* To do *
- 1) In the DGEMM README, what determines which processor executes the work for a given block?
- 2) Reproduce the stretch of the DGEMM README from "The aim of the" through "grid as well.".

* Document section *
README DGEMM
============

The aim of the current parallel DGEMM implementations is to compare issues
that may arise in different implementation approaches. In particular we are
interested in hybrid programming models <distributed>/OpenMP where <distributed>
is a distributed memory programming model that might be e.g. Global Arrays or 
MPI. These hybrid programming models are considered prime candidates for
programming shared memory cluster computers. The question is which paradigm 
fits the needs of NWChem as a highly scalable computational chemistry
application best?

In the kernels implemented we compute a matrix-matrix product C = A*B. The
matrices are square and partitioned onto the a square node grid. Within a
node the data may be further partitioned onto a square processor grid as well.
All of the blocks are also square and of equal dimensions. For convenience
we will typically use data locality of the blocks of matrix C to decide who
executes the associated work.

Initially instances A1 and B1 of the matrices A and B will be created on the
root processor. These matrices will be filled with random data and the
results distributed into matrices A and B. The parallel routine will compute
the distributed matrix C. Subsequently the root processor will compute C1
in serial and C1-C will be computed to check the correctness of the result.
The elapse time for the parallel dgemm will be measured and reported.

The list of tested implementations is:

dgemm_mpi.F        : An MPI only implementation
dgemm_ga.F         : A Global Array only implementation
dgemm_mpi_openmp.F : An MPI/OpenMP implementation
dgemm_ga_openmp.F  : A Global Array/OpenMP implementation

* Data section *
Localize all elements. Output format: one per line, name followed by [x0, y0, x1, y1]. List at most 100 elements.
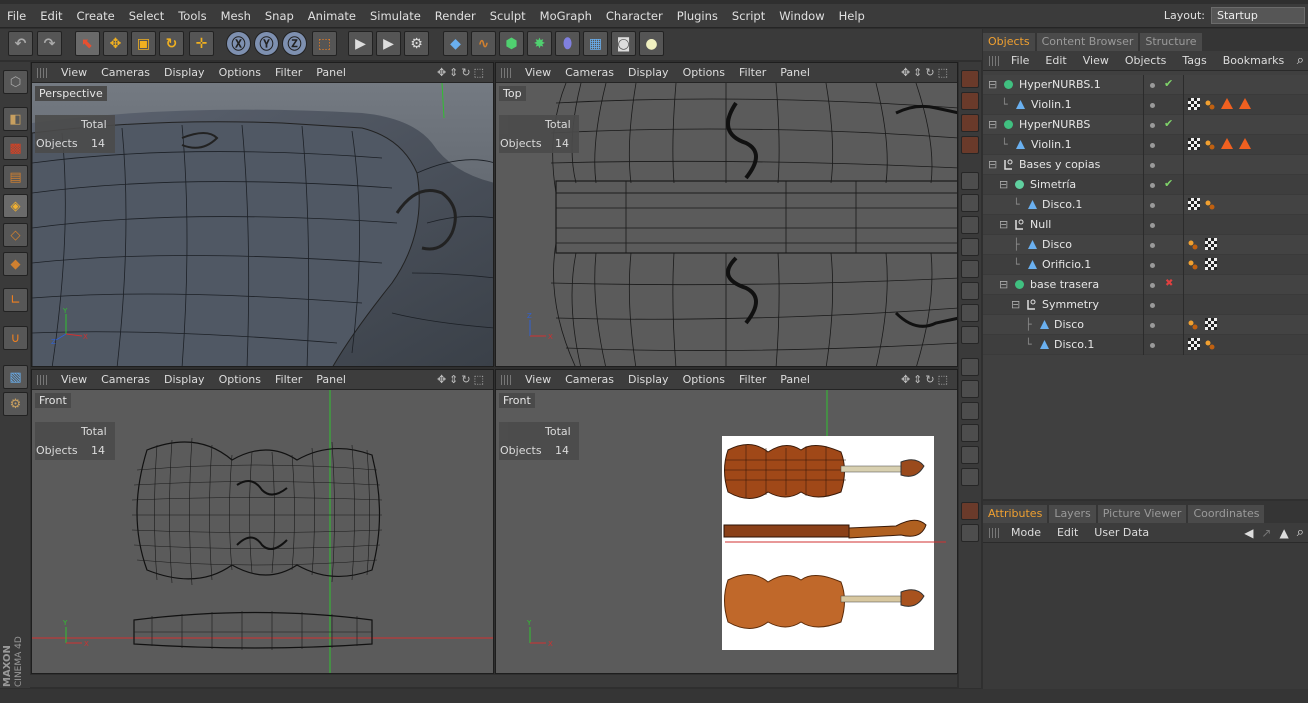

* Answers to the exercises *
- 1) The data locality of the blocks of matrix C typically decides who executes the associated work.

- 2)
The aim of the current parallel DGEMM implementations is to compare issues
that may arise in different implementation approaches. In particular we are
interested in hybrid programming models <distributed>/OpenMP where <distributed>
is a distributed memory programming model that might be e.g. Global Arrays or 
MPI. These hybrid programming models are considered prime candidates for
programming shared memory cluster computers. The question is which paradigm 
fits the needs of NWChem as a highly scalable computational chemistry
application best?

In the kernels implemented we compute a matrix-matrix product C = A*B. The
matrices are square and partitioned onto the a square node grid. Within a
node the data may be further partitioned onto a square processor grid as well.